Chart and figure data
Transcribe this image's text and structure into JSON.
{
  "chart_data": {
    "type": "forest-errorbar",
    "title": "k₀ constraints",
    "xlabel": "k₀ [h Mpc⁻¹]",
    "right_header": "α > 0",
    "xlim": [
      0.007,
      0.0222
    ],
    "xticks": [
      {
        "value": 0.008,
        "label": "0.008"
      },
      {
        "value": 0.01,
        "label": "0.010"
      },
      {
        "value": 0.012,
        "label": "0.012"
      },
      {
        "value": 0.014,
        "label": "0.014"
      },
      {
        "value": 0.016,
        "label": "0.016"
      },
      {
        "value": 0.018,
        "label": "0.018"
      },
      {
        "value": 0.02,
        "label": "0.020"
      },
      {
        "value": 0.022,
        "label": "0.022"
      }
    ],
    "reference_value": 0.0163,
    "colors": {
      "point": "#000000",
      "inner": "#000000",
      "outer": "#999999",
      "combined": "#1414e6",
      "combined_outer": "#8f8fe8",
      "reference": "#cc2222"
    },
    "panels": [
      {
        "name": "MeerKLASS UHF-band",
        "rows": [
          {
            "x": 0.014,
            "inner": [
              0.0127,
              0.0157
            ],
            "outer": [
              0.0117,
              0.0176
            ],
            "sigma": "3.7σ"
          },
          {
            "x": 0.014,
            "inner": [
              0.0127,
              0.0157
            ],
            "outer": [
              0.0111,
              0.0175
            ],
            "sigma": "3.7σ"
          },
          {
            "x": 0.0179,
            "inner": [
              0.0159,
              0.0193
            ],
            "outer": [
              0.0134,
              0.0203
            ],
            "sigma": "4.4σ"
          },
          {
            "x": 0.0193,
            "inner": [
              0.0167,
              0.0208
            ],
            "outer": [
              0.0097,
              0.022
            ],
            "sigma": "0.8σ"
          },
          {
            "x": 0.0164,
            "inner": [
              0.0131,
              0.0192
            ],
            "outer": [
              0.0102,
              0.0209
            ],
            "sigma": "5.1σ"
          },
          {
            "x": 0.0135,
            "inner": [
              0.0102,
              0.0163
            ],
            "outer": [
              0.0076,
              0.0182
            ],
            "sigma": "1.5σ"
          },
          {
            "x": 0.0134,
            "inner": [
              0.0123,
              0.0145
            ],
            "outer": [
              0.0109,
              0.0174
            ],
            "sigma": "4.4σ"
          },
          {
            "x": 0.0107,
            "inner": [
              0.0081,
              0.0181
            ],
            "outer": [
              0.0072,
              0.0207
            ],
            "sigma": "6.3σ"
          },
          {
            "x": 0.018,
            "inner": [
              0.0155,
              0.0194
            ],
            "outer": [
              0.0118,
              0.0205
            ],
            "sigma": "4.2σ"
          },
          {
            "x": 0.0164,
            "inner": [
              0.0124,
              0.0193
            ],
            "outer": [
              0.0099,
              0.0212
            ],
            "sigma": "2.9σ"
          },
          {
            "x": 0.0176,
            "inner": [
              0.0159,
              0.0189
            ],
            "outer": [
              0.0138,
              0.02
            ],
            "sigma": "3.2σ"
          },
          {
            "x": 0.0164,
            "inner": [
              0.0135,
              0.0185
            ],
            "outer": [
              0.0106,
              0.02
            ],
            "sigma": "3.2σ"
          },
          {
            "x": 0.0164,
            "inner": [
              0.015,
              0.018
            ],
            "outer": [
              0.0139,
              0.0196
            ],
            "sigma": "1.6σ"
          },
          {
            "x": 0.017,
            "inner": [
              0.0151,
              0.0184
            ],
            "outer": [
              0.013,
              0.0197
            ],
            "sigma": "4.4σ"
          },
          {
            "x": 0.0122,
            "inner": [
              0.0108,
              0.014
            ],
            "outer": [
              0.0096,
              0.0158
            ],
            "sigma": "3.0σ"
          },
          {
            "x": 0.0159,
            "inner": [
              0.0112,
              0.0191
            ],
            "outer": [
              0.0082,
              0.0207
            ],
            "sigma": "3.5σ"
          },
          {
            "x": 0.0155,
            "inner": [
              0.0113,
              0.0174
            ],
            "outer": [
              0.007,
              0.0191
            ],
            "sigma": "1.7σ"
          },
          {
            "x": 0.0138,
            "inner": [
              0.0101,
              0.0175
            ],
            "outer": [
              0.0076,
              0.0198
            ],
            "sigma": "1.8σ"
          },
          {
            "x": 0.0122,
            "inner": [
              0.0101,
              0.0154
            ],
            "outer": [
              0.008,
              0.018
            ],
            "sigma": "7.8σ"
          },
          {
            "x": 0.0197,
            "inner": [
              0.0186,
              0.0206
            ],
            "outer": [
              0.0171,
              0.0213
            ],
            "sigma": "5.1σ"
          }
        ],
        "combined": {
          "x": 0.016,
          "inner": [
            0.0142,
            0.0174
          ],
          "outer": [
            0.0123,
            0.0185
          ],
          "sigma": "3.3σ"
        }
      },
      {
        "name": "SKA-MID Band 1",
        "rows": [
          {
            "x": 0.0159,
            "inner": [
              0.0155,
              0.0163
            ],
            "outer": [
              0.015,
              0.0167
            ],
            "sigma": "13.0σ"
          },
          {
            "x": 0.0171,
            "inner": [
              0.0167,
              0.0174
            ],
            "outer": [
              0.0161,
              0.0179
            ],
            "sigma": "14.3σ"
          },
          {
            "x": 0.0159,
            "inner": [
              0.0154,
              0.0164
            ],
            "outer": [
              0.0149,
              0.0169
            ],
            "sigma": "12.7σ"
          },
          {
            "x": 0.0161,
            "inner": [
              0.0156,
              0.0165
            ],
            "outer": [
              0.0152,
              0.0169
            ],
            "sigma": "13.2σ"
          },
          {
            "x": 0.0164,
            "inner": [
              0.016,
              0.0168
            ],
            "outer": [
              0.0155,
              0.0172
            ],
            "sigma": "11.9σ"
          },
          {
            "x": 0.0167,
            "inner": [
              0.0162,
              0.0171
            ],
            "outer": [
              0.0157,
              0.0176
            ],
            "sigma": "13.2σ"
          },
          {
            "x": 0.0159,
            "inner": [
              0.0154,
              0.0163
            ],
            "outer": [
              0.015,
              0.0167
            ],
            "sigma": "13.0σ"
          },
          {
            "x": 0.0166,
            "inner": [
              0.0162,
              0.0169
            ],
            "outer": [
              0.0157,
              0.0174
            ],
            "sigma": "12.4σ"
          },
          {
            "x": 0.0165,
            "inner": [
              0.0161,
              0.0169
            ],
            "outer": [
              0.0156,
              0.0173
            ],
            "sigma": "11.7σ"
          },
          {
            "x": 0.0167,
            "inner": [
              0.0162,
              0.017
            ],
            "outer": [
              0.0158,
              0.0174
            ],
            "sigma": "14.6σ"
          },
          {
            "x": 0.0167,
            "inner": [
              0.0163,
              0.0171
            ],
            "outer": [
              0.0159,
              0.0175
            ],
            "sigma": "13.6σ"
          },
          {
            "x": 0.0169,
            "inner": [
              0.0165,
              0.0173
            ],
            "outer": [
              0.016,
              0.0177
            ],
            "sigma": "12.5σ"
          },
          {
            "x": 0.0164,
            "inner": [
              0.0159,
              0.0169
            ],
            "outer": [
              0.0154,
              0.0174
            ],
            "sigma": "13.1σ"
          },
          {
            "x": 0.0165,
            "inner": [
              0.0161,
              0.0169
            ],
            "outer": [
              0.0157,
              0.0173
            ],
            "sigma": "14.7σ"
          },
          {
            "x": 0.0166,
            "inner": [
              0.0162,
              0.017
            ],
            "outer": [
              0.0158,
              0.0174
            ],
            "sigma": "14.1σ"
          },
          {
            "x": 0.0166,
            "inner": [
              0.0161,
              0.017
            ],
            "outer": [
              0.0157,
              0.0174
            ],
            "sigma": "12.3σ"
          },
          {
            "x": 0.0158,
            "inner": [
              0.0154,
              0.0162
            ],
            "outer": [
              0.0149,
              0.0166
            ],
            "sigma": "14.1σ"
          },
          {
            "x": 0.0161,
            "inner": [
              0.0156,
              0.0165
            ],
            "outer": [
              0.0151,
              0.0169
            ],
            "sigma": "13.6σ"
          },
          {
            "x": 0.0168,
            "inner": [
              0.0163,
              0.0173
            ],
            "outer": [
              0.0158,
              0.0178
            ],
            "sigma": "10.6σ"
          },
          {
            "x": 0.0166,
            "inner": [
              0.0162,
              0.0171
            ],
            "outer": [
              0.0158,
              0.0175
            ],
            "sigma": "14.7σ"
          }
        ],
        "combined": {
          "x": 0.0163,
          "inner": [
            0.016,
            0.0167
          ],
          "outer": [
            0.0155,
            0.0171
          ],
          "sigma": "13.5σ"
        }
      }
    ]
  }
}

▸ Problem details
Read through the entries and copy each line in which "name" appears.

▸ Result
        "name": "MeerKLASS UHF-band",
        "name": "SKA-MID Band 1",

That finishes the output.